*GIVEN PROBLEM*:
Leave out the pictures and repeat the rest of the material exactly.

(Records)
-=-=-=-=-

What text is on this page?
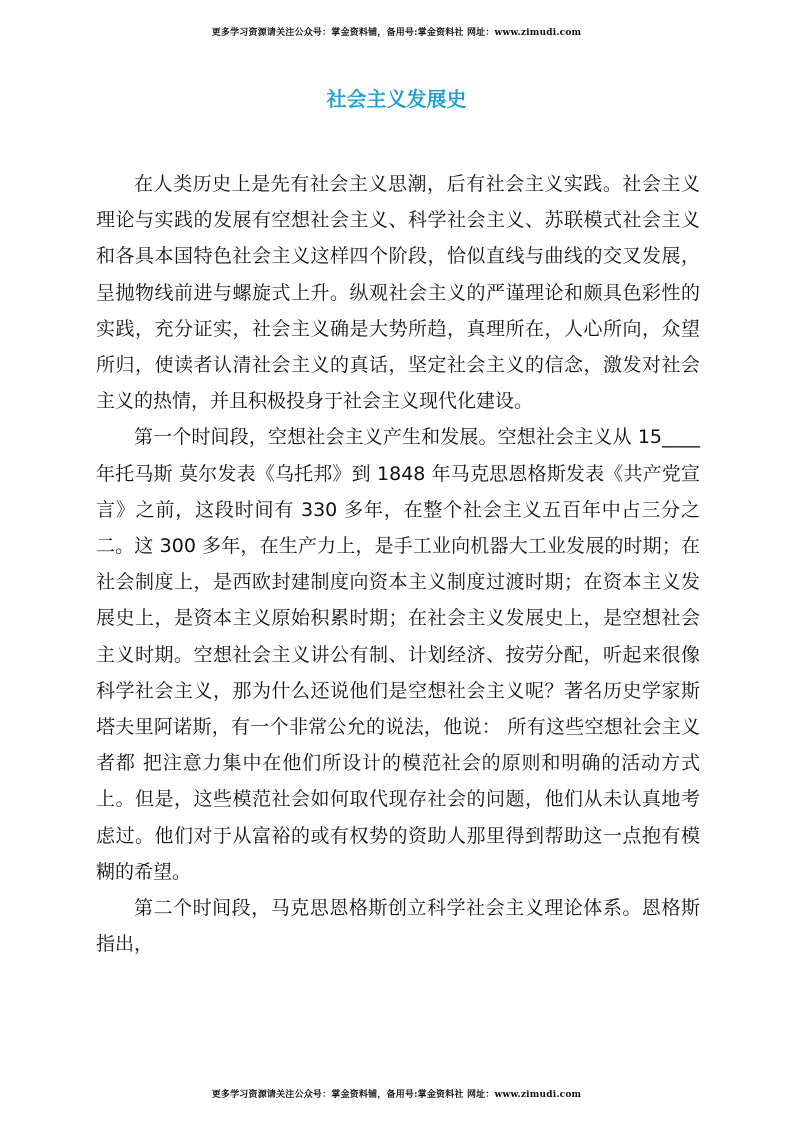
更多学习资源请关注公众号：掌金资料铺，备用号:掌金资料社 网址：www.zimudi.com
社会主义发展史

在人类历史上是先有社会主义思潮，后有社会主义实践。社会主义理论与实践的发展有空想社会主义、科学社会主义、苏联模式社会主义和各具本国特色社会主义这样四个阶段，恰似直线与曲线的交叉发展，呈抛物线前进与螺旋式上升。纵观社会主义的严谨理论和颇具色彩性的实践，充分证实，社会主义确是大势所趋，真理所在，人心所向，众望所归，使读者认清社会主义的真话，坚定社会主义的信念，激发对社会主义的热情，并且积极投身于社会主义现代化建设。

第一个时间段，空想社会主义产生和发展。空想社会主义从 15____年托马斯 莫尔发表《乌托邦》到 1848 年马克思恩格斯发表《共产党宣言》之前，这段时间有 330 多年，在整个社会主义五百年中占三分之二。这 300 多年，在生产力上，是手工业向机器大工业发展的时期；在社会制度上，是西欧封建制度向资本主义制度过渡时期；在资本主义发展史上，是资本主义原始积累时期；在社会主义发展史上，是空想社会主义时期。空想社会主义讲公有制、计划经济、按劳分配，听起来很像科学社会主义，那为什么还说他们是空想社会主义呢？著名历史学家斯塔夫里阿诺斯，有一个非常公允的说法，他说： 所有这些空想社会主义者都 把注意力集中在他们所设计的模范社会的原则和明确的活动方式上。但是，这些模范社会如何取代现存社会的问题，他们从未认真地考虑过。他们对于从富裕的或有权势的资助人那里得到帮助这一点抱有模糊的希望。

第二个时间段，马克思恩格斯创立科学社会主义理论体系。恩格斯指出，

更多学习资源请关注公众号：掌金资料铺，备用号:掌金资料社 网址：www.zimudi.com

-=-=-=-=-

*RESPONSE TO THE TASK*:
What text is on this page?
更多学习资源请关注公众号：掌金资料铺，备用号:掌金资料社 网址：www.zimudi.com
社会主义发展史

在人类历史上是先有社会主义思潮，后有社会主义实践。社会主义理论与实践的发展有空想社会主义、科学社会主义、苏联模式社会主义和各具本国特色社会主义这样四个阶段，恰似直线与曲线的交叉发展，呈抛物线前进与螺旋式上升。纵观社会主义的严谨理论和颇具色彩性的实践，充分证实，社会主义确是大势所趋，真理所在，人心所向，众望所归，使读者认清社会主义的真话，坚定社会主义的信念，激发对社会主义的热情，并且积极投身于社会主义现代化建设。

第一个时间段，空想社会主义产生和发展。空想社会主义从 15____年托马斯 莫尔发表《乌托邦》到 1848 年马克思恩格斯发表《共产党宣言》之前，这段时间有 330 多年，在整个社会主义五百年中占三分之二。这 300 多年，在生产力上，是手工业向机器大工业发展的时期；在社会制度上，是西欧封建制度向资本主义制度过渡时期；在资本主义发展史上，是资本主义原始积累时期；在社会主义发展史上，是空想社会主义时期。空想社会主义讲公有制、计划经济、按劳分配，听起来很像科学社会主义，那为什么还说他们是空想社会主义呢？著名历史学家斯塔夫里阿诺斯，有一个非常公允的说法，他说： 所有这些空想社会主义者都 把注意力集中在他们所设计的模范社会的原则和明确的活动方式上。但是，这些模范社会如何取代现存社会的问题，他们从未认真地考虑过。他们对于从富裕的或有权势的资助人那里得到帮助这一点抱有模糊的希望。

第二个时间段，马克思恩格斯创立科学社会主义理论体系。恩格斯指出，

更多学习资源请关注公众号：掌金资料铺，备用号:掌金资料社 网址：www.zimudi.com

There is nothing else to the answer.